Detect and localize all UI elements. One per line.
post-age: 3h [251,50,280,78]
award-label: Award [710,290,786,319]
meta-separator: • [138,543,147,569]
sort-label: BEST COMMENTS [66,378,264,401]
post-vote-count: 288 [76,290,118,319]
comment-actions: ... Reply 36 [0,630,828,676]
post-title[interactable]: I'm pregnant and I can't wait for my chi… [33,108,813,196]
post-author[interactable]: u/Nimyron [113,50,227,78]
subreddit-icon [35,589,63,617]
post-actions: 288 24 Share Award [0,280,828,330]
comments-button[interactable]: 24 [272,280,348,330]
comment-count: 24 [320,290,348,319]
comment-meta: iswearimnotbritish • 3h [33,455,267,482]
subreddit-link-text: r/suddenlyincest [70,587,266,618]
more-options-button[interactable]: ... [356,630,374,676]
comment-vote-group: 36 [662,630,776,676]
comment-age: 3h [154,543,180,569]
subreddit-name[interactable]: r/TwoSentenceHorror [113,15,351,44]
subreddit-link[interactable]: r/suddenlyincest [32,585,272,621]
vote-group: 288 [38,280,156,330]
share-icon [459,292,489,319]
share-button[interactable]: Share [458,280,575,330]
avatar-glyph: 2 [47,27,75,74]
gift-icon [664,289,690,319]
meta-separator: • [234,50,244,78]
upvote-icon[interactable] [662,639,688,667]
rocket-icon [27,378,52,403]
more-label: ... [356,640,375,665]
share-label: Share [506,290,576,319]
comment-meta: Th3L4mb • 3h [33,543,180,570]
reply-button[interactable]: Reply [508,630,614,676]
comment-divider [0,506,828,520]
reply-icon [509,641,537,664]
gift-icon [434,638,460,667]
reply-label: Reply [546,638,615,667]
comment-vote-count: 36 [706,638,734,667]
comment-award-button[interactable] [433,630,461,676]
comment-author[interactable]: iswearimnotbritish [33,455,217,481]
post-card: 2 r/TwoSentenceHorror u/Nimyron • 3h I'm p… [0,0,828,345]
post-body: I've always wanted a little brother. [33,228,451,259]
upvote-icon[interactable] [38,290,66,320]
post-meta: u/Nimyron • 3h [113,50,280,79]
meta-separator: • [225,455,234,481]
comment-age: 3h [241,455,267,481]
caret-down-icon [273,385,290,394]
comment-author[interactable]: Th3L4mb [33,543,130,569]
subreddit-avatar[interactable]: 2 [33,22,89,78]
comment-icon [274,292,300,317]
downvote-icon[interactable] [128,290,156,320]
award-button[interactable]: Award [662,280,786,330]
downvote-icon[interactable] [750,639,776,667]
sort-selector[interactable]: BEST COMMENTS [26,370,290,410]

____

Reproduce the data verbatim, beginning at its first line and stopping after the line that contains "post-actions: 288 24", with both of those lines included.

Detect and localize all UI elements. One per line.
post-age: 3h [251,50,280,78]
award-label: Award [710,290,786,319]
meta-separator: • [138,543,147,569]
sort-label: BEST COMMENTS [66,378,264,401]
post-vote-count: 288 [76,290,118,319]
comment-actions: ... Reply 36 [0,630,828,676]
post-title[interactable]: I'm pregnant and I can't wait for my chi… [33,108,813,196]
post-author[interactable]: u/Nimyron [113,50,227,78]
subreddit-icon [35,589,63,617]
post-actions: 288 24 Share Award [0,280,828,330]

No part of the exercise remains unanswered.